Your task is to print all of the material verbatim.

*Dataset entries:*
■ ■ ■ ■ ■ ■ ■

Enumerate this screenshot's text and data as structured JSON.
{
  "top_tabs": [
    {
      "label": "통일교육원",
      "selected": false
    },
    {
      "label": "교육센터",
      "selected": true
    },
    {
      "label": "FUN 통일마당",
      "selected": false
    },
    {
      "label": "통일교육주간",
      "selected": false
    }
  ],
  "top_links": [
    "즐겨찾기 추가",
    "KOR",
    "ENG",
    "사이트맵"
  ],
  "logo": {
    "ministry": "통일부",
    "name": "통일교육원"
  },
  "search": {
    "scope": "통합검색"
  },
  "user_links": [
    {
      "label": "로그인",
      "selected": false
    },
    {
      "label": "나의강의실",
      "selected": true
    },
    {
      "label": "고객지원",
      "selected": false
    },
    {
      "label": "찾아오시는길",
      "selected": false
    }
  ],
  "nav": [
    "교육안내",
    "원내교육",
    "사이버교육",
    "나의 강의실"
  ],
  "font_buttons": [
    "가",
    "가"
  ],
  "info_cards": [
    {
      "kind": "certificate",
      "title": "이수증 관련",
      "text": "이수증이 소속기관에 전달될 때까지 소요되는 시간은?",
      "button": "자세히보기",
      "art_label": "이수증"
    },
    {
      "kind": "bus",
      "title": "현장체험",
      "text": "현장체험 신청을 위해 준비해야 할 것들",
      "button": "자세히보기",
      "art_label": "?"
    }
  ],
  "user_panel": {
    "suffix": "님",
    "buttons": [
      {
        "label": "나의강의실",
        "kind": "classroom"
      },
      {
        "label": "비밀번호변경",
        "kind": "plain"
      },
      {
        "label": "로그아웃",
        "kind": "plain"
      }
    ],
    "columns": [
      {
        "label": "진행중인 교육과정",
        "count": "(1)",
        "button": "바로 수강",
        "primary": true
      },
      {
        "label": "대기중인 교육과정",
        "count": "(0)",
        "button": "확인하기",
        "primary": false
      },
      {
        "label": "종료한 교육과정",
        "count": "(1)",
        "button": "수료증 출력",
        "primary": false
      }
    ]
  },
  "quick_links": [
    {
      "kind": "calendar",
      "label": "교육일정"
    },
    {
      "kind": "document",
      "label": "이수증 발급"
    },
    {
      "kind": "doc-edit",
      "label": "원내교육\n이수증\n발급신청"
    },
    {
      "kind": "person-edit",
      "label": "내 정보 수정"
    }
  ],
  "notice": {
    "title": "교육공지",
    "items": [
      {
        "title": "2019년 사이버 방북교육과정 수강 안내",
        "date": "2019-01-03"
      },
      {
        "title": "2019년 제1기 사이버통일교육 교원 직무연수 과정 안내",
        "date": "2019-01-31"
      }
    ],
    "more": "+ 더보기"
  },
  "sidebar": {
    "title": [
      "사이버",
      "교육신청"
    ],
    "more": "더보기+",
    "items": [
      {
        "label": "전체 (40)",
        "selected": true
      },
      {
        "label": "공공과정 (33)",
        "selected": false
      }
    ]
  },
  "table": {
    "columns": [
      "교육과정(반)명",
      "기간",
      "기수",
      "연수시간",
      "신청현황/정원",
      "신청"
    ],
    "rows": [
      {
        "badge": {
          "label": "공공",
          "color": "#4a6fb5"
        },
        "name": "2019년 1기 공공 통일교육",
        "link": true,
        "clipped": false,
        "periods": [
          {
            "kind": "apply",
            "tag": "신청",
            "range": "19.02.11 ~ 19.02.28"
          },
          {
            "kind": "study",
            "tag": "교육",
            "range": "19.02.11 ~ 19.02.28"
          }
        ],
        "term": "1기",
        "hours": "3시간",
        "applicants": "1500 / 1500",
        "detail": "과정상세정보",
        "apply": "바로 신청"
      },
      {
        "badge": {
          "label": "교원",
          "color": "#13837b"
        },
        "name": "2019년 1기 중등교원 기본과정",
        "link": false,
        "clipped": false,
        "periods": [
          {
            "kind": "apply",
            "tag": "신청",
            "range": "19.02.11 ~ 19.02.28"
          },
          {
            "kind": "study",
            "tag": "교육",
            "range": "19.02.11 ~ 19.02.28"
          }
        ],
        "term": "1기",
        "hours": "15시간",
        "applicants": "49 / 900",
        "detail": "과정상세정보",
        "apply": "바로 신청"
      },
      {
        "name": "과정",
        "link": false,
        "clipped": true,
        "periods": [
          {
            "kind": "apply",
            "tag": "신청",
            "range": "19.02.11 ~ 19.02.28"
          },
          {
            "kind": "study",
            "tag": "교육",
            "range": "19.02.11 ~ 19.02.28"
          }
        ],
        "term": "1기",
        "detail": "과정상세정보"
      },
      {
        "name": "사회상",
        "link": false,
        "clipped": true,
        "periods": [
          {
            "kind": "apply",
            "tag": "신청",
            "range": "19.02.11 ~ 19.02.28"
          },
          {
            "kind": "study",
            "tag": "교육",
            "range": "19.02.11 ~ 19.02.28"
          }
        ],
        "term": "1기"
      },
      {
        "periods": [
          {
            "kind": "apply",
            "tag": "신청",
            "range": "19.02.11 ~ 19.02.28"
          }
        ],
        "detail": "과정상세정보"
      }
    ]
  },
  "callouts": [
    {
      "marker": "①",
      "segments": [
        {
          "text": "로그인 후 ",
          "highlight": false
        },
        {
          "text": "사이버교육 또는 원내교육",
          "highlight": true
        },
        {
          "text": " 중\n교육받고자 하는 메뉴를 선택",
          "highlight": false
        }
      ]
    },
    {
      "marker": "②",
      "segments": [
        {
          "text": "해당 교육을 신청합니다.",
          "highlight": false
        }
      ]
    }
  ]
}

■ ■ ■ ■ ■ ■ ■

*Answer:*
Enumerate this screenshot's text and data as structured JSON.
{
  "top_tabs": [
    {
      "label": "통일교육원",
      "selected": false
    },
    {
      "label": "교육센터",
      "selected": true
    },
    {
      "label": "FUN 통일마당",
      "selected": false
    },
    {
      "label": "통일교육주간",
      "selected": false
    }
  ],
  "top_links": [
    "즐겨찾기 추가",
    "KOR",
    "ENG",
    "사이트맵"
  ],
  "logo": {
    "ministry": "통일부",
    "name": "통일교육원"
  },
  "search": {
    "scope": "통합검색"
  },
  "user_links": [
    {
      "label": "로그인",
      "selected": false
    },
    {
      "label": "나의강의실",
      "selected": true
    },
    {
      "label": "고객지원",
      "selected": false
    },
    {
      "label": "찾아오시는길",
      "selected": false
    }
  ],
  "nav": [
    "교육안내",
    "원내교육",
    "사이버교육",
    "나의 강의실"
  ],
  "font_buttons": [
    "가",
    "가"
  ],
  "info_cards": [
    {
      "kind": "certificate",
      "title": "이수증 관련",
      "text": "이수증이 소속기관에 전달될 때까지 소요되는 시간은?",
      "button": "자세히보기",
      "art_label": "이수증"
    },
    {
      "kind": "bus",
      "title": "현장체험",
      "text": "현장체험 신청을 위해 준비해야 할 것들",
      "button": "자세히보기",
      "art_label": "?"
    }
  ],
  "user_panel": {
    "suffix": "님",
    "buttons": [
      {
        "label": "나의강의실",
        "kind": "classroom"
      },
      {
        "label": "비밀번호변경",
        "kind": "plain"
      },
      {
        "label": "로그아웃",
        "kind": "plain"
      }
    ],
    "columns": [
      {
        "label": "진행중인 교육과정",
        "count": "(1)",
        "button": "바로 수강",
        "primary": true
      },
      {
        "label": "대기중인 교육과정",
        "count": "(0)",
        "button": "확인하기",
        "primary": false
      },
      {
        "label": "종료한 교육과정",
        "count": "(1)",
        "button": "수료증 출력",
        "primary": false
      }
    ]
  },
  "quick_links": [
    {
      "kind": "calendar",
      "label": "교육일정"
    },
    {
      "kind": "document",
      "label": "이수증 발급"
    },
    {
      "kind": "doc-edit",
      "label": "원내교육\n이수증\n발급신청"
    },
    {
      "kind": "person-edit",
      "label": "내 정보 수정"
    }
  ],
  "notice": {
    "title": "교육공지",
    "items": [
      {
        "title": "2019년 사이버 방북교육과정 수강 안내",
        "date": "2019-01-03"
      },
      {
        "title": "2019년 제1기 사이버통일교육 교원 직무연수 과정 안내",
        "date": "2019-01-31"
      }
    ],
    "more": "+ 더보기"
  },
  "sidebar": {
    "title": [
      "사이버",
      "교육신청"
    ],
    "more": "더보기+",
    "items": [
      {
        "label": "전체 (40)",
        "selected": true
      },
      {
        "label": "공공과정 (33)",
        "selected": false
      }
    ]
  },
  "table": {
    "columns": [
      "교육과정(반)명",
      "기간",
      "기수",
      "연수시간",
      "신청현황/정원",
      "신청"
    ],
    "rows": [
      {
        "badge": {
          "label": "공공",
          "color": "#4a6fb5"
        },
        "name": "2019년 1기 공공 통일교육",
        "link": true,
        "clipped": false,
        "periods": [
          {
            "kind": "apply",
            "tag": "신청",
            "range": "19.02.11 ~ 19.02.28"
          },
          {
            "kind": "study",
            "tag": "교육",
            "range": "19.02.11 ~ 19.02.28"
          }
        ],
        "term": "1기",
        "hours": "3시간",
        "applicants": "1500 / 1500",
        "detail": "과정상세정보",
        "apply": "바로 신청"
      },
      {
        "badge": {
          "label": "교원",
          "color": "#13837b"
        },
        "name": "2019년 1기 중등교원 기본과정",
        "link": false,
        "clipped": false,
        "periods": [
          {
            "kind": "apply",
            "tag": "신청",
            "range": "19.02.11 ~ 19.02.28"
          },
          {
            "kind": "study",
            "tag": "교육",
            "range": "19.02.11 ~ 19.02.28"
          }
        ],
        "term": "1기",
        "hours": "15시간",
        "applicants": "49 / 900",
        "detail": "과정상세정보",
        "apply": "바로 신청"
      },
      {
        "name": "과정",
        "link": false,
        "clipped": true,
        "periods": [
          {
            "kind": "apply",
            "tag": "신청",
            "range": "19.02.11 ~ 19.02.28"
          },
          {
            "kind": "study",
            "tag": "교육",
            "range": "19.02.11 ~ 19.02.28"
          }
        ],
        "term": "1기",
        "detail": "과정상세정보"
      },
      {
        "name": "사회상",
        "link": false,
        "clipped": true,
        "periods": [
          {
            "kind": "apply",
            "tag": "신청",
            "range": "19.02.11 ~ 19.02.28"
          },
          {
            "kind": "study",
            "tag": "교육",
            "range": "19.02.11 ~ 19.02.28"
          }
        ],
        "term": "1기"
      },
      {
        "periods": [
          {
            "kind": "apply",
            "tag": "신청",
            "range": "19.02.11 ~ 19.02.28"
          }
        ],
        "detail": "과정상세정보"
      }
    ]
  },
  "callouts": [
    {
      "marker": "①",
      "segments": [
        {
          "text": "로그인 후 ",
          "highlight": false
        },
        {
          "text": "사이버교육 또는 원내교육",
          "highlight": true
        },
        {
          "text": " 중\n교육받고자 하는 메뉴를 선택",
          "highlight": false
        }
      ]
    },
    {
      "marker": "②",
      "segments": [
        {
          "text": "해당 교육을 신청합니다.",
          "highlight": false
        }
      ]
    }
  ]
}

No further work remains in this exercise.